# Extracted text
========================================
Asian festival honors CWS-supported Pakistani documentary

From "Lesley Crosson" <lcrosson@churchworldservice.org>
Date Wed, 23 Mar 2011 10:44:05 -0400

Asian film festival honors CWS-supported Pakistani “Burning
Paradise” documentary 

NEW YORK - March 23, 2011 -- Global humanitarian agency Church World
Service and its Pakistan partner, media production company the
Interactive Resource Center (IRC), today paid tribute to gifted young
Pakistani filmmaker Nisar Ahmed for his direction of the documentary
“Burning Paradise,” awarded a special jury mention in India’s
Alpaviram 2011 South Asian Short and Documentary Film Festival. 

The Alpaviram festival, hosted February 18-20 by the National Institute
of Design (NID) in Ahmedabad, India, honored the 22-minute documentary
for its courageous depiction of the human cost of conflict in
Pakistan’s Swat Valley in Khyber Pakhtunkhawa province during the
2009 violence that internally displaced more than a million people from
the region. 

 “Burning Paradise,” directed by Nisar, was conceived by Muhammad
Waseem, executive director of the Lahore-based Interactive Resource
Center.  

Nisar, who works with IRC and is from Pakistan’s Gilgit-Baltistan
area, entered another film in the Alpaviram competition, “Cinema
Making Peace.” Ironically, Ahmed and other Pakistani film students
with entries in the festival were denied visas by the Indian government
to attend the event.

Church World Service Pakistan/Afghanistan is partner with IRC in its
innovative new interactive community television network project Maati TV
(http://maati.tv/beta/). “We are extraordinarily pleased that
“Burning Paradise” and Nisar have been so honored, said Maurice
A, Bloem, Church World Service deputy director and head of programs.

“Nisar’s artistic eye is at the same time unblinking and
compassionate,” Bloem said. “He embodies the spirit, courage and
creativity that IRC and Church World Service hope to encourage through
the medium of Maati TV among Pakistani youth and other community
members.”

In a February interview with the Bangalore Mirror about the award,
documentary director Nisar said, “We all were very excited about
attending Alpaviram. But the Indian embassy denied us visa due to
security reasons. We are creative people who wanted to be in India to
experience Indian cinema.
========================================
# Items

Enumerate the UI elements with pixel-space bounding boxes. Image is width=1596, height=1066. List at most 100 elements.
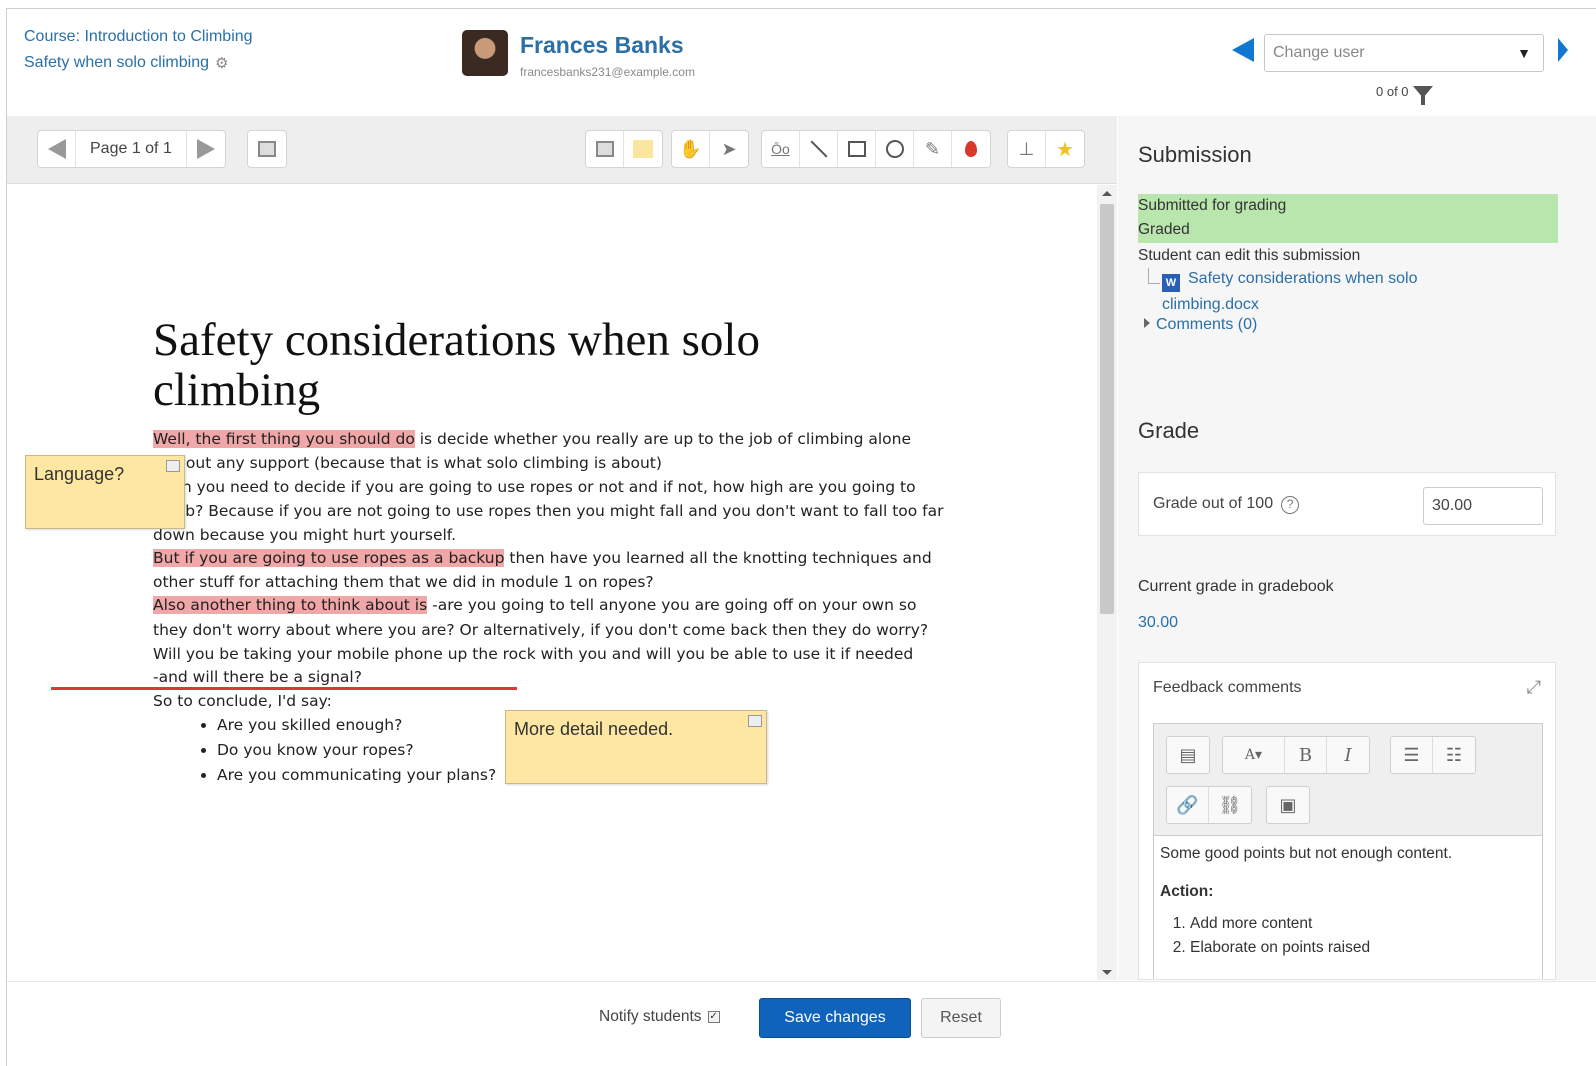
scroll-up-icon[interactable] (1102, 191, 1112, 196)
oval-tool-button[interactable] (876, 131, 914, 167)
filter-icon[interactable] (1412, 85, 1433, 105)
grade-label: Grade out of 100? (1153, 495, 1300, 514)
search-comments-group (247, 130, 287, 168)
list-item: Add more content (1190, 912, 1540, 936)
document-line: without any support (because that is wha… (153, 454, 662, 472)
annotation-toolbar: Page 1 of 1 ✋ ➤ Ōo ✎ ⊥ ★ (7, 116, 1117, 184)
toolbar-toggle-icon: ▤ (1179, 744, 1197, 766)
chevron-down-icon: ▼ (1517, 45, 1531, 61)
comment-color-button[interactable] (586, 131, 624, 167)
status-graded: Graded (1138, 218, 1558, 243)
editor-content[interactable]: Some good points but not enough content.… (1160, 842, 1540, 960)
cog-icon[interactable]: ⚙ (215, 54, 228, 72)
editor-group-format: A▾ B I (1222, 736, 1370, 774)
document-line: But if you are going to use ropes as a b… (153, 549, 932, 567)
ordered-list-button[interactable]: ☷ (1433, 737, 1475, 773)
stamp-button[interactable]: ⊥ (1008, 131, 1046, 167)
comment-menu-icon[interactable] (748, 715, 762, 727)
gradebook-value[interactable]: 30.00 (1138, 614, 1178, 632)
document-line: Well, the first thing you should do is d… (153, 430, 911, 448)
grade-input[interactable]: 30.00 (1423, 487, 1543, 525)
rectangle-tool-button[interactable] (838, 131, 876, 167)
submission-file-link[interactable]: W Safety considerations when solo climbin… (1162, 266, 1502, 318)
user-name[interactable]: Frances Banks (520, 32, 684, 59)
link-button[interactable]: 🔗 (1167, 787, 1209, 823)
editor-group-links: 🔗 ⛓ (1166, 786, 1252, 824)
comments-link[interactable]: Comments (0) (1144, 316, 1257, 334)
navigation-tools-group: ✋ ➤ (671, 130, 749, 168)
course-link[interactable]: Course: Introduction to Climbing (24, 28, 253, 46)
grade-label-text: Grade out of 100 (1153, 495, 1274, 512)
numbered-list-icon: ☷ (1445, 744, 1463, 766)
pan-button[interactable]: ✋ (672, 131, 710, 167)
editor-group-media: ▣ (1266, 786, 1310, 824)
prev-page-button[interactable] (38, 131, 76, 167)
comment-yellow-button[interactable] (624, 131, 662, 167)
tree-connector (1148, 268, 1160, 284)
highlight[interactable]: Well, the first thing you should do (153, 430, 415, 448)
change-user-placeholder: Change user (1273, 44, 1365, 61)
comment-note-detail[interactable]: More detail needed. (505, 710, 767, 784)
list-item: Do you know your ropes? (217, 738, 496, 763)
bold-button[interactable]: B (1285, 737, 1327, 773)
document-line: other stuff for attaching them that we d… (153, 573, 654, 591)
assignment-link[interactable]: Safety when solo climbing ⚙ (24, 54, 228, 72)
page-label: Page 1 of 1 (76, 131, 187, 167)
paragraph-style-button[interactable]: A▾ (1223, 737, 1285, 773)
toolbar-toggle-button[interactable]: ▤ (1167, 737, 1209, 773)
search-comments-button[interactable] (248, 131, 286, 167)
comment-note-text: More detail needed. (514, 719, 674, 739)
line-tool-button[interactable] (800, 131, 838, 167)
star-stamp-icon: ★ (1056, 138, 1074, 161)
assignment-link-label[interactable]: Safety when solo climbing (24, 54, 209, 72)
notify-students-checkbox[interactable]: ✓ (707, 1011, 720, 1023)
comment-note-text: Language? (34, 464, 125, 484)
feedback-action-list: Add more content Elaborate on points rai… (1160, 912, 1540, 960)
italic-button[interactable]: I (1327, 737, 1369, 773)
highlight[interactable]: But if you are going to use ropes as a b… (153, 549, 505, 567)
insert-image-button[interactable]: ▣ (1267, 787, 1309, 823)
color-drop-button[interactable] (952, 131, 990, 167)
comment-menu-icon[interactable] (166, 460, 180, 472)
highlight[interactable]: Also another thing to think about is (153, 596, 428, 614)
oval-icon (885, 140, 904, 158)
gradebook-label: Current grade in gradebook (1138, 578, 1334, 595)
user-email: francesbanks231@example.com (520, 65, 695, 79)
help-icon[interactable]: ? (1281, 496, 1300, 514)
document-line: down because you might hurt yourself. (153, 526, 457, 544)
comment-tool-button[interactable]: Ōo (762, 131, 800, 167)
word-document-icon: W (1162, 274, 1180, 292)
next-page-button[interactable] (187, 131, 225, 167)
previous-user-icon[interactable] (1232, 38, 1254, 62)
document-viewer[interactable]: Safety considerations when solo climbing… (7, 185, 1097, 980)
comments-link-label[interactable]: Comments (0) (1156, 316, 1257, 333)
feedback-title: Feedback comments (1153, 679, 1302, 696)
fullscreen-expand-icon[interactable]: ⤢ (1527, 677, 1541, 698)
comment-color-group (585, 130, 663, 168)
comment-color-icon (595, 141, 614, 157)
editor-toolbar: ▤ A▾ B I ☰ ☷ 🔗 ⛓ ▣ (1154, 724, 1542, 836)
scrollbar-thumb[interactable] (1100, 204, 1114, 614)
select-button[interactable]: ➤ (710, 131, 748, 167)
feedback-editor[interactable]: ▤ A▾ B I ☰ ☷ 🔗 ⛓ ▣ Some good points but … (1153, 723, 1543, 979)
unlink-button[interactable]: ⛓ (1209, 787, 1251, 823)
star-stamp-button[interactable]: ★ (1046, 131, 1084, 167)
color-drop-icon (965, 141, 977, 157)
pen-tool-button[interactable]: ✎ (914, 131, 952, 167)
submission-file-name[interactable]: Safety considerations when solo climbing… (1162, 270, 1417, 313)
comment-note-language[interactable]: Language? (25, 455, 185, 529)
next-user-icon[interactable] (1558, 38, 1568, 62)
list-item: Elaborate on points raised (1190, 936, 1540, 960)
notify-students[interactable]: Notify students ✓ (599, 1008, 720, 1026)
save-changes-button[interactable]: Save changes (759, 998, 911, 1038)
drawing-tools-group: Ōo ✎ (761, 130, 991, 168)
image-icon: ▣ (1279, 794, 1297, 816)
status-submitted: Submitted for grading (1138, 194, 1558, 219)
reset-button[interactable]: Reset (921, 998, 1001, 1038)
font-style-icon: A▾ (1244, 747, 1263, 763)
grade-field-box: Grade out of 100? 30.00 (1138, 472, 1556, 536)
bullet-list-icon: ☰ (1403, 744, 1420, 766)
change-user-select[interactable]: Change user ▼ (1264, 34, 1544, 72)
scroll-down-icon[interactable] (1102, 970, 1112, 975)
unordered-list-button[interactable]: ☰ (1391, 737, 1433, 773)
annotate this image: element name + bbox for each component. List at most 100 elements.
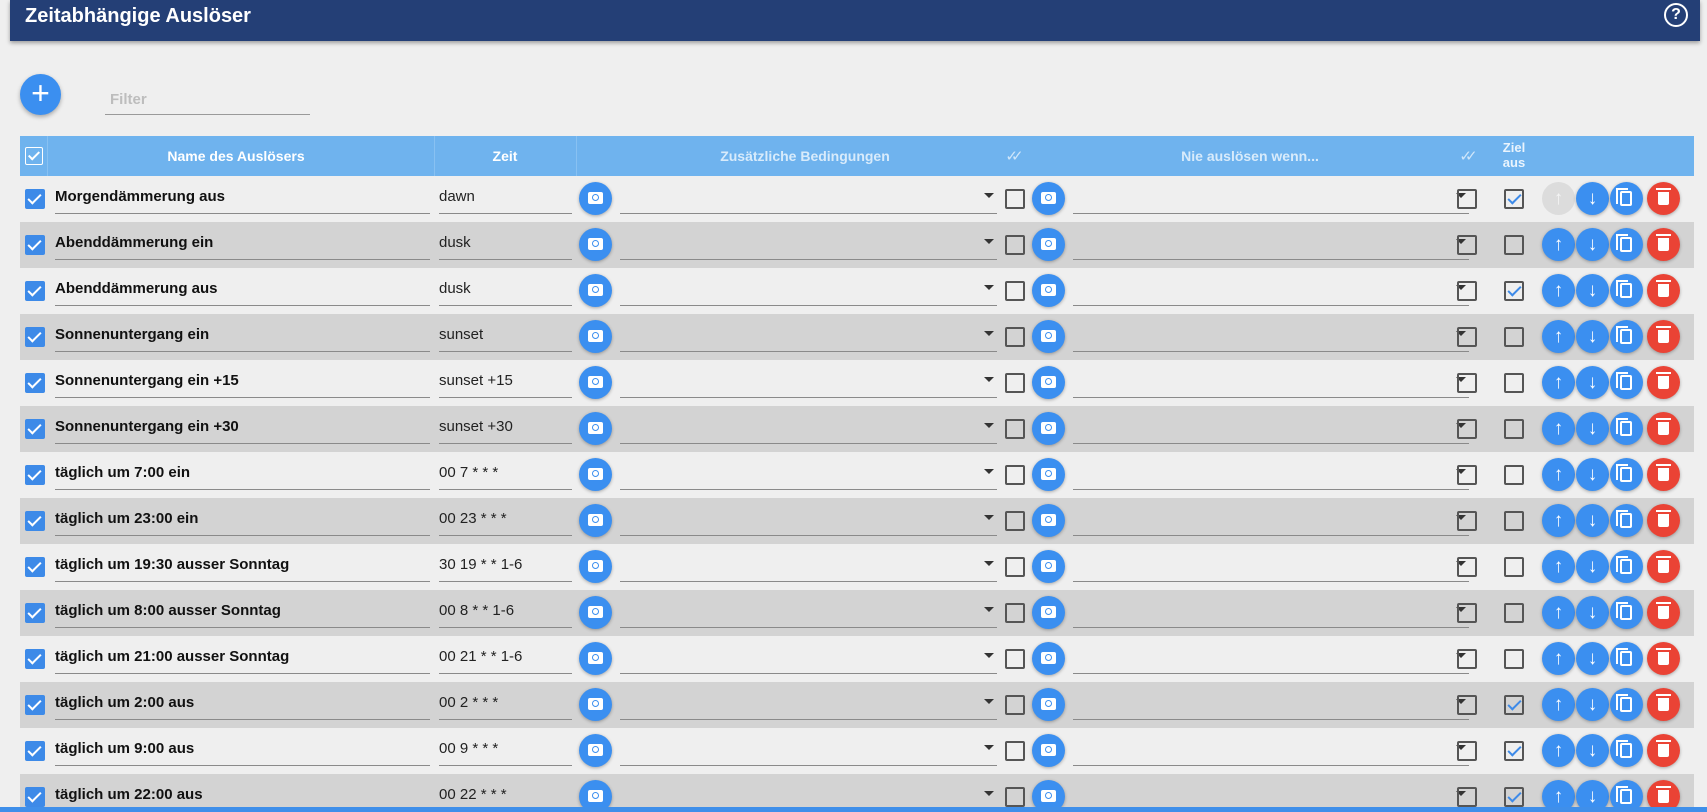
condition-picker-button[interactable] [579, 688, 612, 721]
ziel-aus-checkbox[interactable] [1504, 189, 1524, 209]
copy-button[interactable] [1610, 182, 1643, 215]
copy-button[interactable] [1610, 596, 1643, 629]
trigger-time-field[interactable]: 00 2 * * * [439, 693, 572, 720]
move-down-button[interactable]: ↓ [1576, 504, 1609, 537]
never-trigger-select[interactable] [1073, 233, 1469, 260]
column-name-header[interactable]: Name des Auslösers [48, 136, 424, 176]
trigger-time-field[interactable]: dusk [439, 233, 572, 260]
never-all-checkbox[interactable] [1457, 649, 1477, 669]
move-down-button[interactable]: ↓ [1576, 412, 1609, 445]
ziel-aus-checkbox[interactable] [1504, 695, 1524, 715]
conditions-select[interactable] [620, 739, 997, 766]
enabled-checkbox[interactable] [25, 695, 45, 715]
========================================
# Aim of the task
Repeat everything in the news release about the documentary award, from "Nisar, who works" down to "head of programs.", word for word.

# The output
Nisar, who works with IRC and is from Pakistan’s Gilgit-Baltistan
area, entered another film in the Alpaviram competition, “Cinema
Making Peace.” Ironically, Ahmed and other Pakistani film students
with entries in the festival were denied visas by the Indian government
to attend the event.

Church World Service Pakistan/Afghanistan is partner with IRC in its
innovative new interactive community television network project Maati TV
(http://maati.tv/beta/). “We are extraordinarily pleased that
“Burning Paradise” and Nisar have been so honored, said Maurice
A, Bloem, Church World Service deputy director and head of programs.